_GIVEN EXERCISE:_
Each record must be reproduced exactly as it is shown.

------ GIVEN INFORMATION ------

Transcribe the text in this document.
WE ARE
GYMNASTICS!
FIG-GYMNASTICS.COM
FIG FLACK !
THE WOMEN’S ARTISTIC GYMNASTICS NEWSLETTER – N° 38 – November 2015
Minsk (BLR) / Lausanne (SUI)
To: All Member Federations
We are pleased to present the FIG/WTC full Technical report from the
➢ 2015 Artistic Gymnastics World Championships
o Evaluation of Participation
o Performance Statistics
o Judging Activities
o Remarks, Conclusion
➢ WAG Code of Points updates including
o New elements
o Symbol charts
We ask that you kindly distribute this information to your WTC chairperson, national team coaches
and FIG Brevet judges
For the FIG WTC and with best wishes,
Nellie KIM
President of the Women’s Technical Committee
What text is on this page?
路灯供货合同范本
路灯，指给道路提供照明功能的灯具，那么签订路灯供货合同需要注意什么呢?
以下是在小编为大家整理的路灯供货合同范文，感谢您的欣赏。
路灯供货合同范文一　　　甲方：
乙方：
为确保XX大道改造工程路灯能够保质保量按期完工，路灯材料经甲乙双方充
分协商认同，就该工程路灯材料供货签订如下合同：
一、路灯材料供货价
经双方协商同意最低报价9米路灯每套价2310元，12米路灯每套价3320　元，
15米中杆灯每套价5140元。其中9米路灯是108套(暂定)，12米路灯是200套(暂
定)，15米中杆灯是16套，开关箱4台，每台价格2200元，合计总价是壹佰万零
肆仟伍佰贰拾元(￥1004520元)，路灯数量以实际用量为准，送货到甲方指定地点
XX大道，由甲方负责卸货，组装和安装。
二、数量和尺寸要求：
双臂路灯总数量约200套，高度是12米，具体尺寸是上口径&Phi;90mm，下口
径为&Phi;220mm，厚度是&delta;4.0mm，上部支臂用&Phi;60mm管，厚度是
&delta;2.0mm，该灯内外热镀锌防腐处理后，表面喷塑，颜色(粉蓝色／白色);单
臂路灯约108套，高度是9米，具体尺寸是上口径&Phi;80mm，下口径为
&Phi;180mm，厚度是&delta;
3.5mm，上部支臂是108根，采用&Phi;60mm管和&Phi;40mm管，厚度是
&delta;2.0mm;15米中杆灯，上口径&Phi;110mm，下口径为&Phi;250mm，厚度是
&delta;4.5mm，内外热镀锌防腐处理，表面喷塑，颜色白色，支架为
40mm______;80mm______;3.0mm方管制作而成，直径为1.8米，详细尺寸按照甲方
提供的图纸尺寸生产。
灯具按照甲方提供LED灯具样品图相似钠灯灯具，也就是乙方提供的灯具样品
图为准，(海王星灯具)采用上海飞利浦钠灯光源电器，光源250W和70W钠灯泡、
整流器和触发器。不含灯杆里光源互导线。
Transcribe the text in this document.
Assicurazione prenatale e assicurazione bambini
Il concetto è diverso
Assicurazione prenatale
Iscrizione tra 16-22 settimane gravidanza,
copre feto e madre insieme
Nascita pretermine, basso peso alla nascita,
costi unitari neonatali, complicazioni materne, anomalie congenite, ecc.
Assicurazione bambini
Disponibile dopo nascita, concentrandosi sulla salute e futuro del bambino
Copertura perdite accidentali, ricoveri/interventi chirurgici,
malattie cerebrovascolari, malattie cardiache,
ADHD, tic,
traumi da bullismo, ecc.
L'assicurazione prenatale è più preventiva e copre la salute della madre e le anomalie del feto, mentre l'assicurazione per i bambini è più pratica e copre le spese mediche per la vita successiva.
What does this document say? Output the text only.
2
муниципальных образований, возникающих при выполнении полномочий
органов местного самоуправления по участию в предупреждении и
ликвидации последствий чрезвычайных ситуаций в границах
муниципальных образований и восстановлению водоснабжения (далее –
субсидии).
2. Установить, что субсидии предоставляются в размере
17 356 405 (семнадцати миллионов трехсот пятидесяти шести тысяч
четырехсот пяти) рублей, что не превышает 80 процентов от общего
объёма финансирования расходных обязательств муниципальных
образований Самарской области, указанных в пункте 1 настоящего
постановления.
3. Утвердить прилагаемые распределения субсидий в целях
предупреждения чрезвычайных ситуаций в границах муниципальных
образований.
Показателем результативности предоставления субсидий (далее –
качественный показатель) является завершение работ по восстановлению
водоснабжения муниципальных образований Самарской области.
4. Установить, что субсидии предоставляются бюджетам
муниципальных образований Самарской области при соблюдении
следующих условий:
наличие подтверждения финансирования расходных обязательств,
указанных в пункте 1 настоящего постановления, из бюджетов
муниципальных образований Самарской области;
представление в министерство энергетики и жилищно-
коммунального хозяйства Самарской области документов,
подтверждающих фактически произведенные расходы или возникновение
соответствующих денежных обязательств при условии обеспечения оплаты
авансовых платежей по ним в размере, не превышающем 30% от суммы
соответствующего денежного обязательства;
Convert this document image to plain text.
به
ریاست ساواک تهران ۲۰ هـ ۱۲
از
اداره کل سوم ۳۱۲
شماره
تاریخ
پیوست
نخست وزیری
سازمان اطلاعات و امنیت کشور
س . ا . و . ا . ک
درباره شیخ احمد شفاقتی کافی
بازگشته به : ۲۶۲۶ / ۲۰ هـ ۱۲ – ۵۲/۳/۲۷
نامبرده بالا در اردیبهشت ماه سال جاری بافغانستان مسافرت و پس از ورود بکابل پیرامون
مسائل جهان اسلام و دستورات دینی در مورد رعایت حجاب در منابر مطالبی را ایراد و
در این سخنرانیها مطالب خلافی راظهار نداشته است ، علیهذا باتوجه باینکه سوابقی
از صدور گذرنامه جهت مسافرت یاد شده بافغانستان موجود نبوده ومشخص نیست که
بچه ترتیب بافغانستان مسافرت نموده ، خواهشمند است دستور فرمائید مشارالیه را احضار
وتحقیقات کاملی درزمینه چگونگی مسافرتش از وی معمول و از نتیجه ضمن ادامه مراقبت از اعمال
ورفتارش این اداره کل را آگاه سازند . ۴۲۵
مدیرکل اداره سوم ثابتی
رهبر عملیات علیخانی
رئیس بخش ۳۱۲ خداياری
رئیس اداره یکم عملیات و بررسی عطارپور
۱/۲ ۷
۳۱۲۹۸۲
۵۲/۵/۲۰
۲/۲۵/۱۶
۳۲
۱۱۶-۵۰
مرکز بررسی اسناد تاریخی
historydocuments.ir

------

_WRITTEN REPLY:_
Transcribe the text in this document.
WE ARE
GYMNASTICS!
FIG-GYMNASTICS.COM
FIG FLACK !
THE WOMEN’S ARTISTIC GYMNASTICS NEWSLETTER – N° 38 – November 2015
Minsk (BLR) / Lausanne (SUI)
To: All Member Federations
We are pleased to present the FIG/WTC full Technical report from the
➢ 2015 Artistic Gymnastics World Championships
o Evaluation of Participation
o Performance Statistics
o Judging Activities
o Remarks, Conclusion
➢ WAG Code of Points updates including
o New elements
o Symbol charts
We ask that you kindly distribute this information to your WTC chairperson, national team coaches
and FIG Brevet judges
For the FIG WTC and with best wishes,
Nellie KIM
President of the Women’s Technical Committee
What text is on this page?
路灯供货合同范本
路灯，指给道路提供照明功能的灯具，那么签订路灯供货合同需要注意什么呢?
以下是在小编为大家整理的路灯供货合同范文，感谢您的欣赏。
路灯供货合同范文一　　　甲方：
乙方：
为确保XX大道改造工程路灯能够保质保量按期完工，路灯材料经甲乙双方充
分协商认同，就该工程路灯材料供货签订如下合同：
一、路灯材料供货价
经双方协商同意最低报价9米路灯每套价2310元，12米路灯每套价3320　元，
15米中杆灯每套价5140元。其中9米路灯是108套(暂定)，12米路灯是200套(暂
定)，15米中杆灯是16套，开关箱4台，每台价格2200元，合计总价是壹佰万零
肆仟伍佰贰拾元(￥1004520元)，路灯数量以实际用量为准，送货到甲方指定地点
XX大道，由甲方负责卸货，组装和安装。
二、数量和尺寸要求：
双臂路灯总数量约200套，高度是12米，具体尺寸是上口径&Phi;90mm，下口
径为&Phi;220mm，厚度是&delta;4.0mm，上部支臂用&Phi;60mm管，厚度是
&delta;2.0mm，该灯内外热镀锌防腐处理后，表面喷塑，颜色(粉蓝色／白色);单
臂路灯约108套，高度是9米，具体尺寸是上口径&Phi;80mm，下口径为
&Phi;180mm，厚度是&delta;
3.5mm，上部支臂是108根，采用&Phi;60mm管和&Phi;40mm管，厚度是
&delta;2.0mm;15米中杆灯，上口径&Phi;110mm，下口径为&Phi;250mm，厚度是
&delta;4.5mm，内外热镀锌防腐处理，表面喷塑，颜色白色，支架为
40mm______;80mm______;3.0mm方管制作而成，直径为1.8米，详细尺寸按照甲方
提供的图纸尺寸生产。
灯具按照甲方提供LED灯具样品图相似钠灯灯具，也就是乙方提供的灯具样品
图为准，(海王星灯具)采用上海飞利浦钠灯光源电器，光源250W和70W钠灯泡、
整流器和触发器。不含灯杆里光源互导线。
Transcribe the text in this document.
Assicurazione prenatale e assicurazione bambini
Il concetto è diverso
Assicurazione prenatale
Iscrizione tra 16-22 settimane gravidanza,
copre feto e madre insieme
Nascita pretermine, basso peso alla nascita,
costi unitari neonatali, complicazioni materne, anomalie congenite, ecc.
Assicurazione bambini
Disponibile dopo nascita, concentrandosi sulla salute e futuro del bambino
Copertura perdite accidentali, ricoveri/interventi chirurgici,
malattie cerebrovascolari, malattie cardiache,
ADHD, tic,
traumi da bullismo, ecc.
L'assicurazione prenatale è più preventiva e copre la salute della madre e le anomalie del feto, mentre l'assicurazione per i bambini è più pratica e copre le spese mediche per la vita successiva.
What does this document say? Output the text only.
2
муниципальных образований, возникающих при выполнении полномочий
органов местного самоуправления по участию в предупреждении и
ликвидации последствий чрезвычайных ситуаций в границах
муниципальных образований и восстановлению водоснабжения (далее –
субсидии).
2. Установить, что субсидии предоставляются в размере
17 356 405 (семнадцати миллионов трехсот пятидесяти шести тысяч
четырехсот пяти) рублей, что не превышает 80 процентов от общего
объёма финансирования расходных обязательств муниципальных
образований Самарской области, указанных в пункте 1 настоящего
постановления.
3. Утвердить прилагаемые распределения субсидий в целях
предупреждения чрезвычайных ситуаций в границах муниципальных
образований.
Показателем результативности предоставления субсидий (далее –
качественный показатель) является завершение работ по восстановлению
водоснабжения муниципальных образований Самарской области.
4. Установить, что субсидии предоставляются бюджетам
муниципальных образований Самарской области при соблюдении
следующих условий:
наличие подтверждения финансирования расходных обязательств,
указанных в пункте 1 настоящего постановления, из бюджетов
муниципальных образований Самарской области;
представление в министерство энергетики и жилищно-
коммунального хозяйства Самарской области документов,
подтверждающих фактически произведенные расходы или возникновение
соответствующих денежных обязательств при условии обеспечения оплаты
авансовых платежей по ним в размере, не превышающем 30% от суммы
соответствующего денежного обязательства;
Convert this document image to plain text.
به
ریاست ساواک تهران ۲۰ هـ ۱۲
از
اداره کل سوم ۳۱۲
شماره
تاریخ
پیوست
نخست وزیری
سازمان اطلاعات و امنیت کشور
س . ا . و . ا . ک
درباره شیخ احمد شفاقتی کافی
بازگشته به : ۲۶۲۶ / ۲۰ هـ ۱۲ – ۵۲/۳/۲۷
نامبرده بالا در اردیبهشت ماه سال جاری بافغانستان مسافرت و پس از ورود بکابل پیرامون
مسائل جهان اسلام و دستورات دینی در مورد رعایت حجاب در منابر مطالبی را ایراد و
در این سخنرانیها مطالب خلافی راظهار نداشته است ، علیهذا باتوجه باینکه سوابقی
از صدور گذرنامه جهت مسافرت یاد شده بافغانستان موجود نبوده ومشخص نیست که
بچه ترتیب بافغانستان مسافرت نموده ، خواهشمند است دستور فرمائید مشارالیه را احضار
وتحقیقات کاملی درزمینه چگونگی مسافرتش از وی معمول و از نتیجه ضمن ادامه مراقبت از اعمال
ورفتارش این اداره کل را آگاه سازند . ۴۲۵
مدیرکل اداره سوم ثابتی
رهبر عملیات علیخانی
رئیس بخش ۳۱۲ خداياری
رئیس اداره یکم عملیات و بررسی عطارپور
۱/۲ ۷
۳۱۲۹۸۲
۵۲/۵/۲۰
۲/۲۵/۱۶
۳۲
۱۱۶-۵۰
مرکز بررسی اسناد تاریخی
historydocuments.ir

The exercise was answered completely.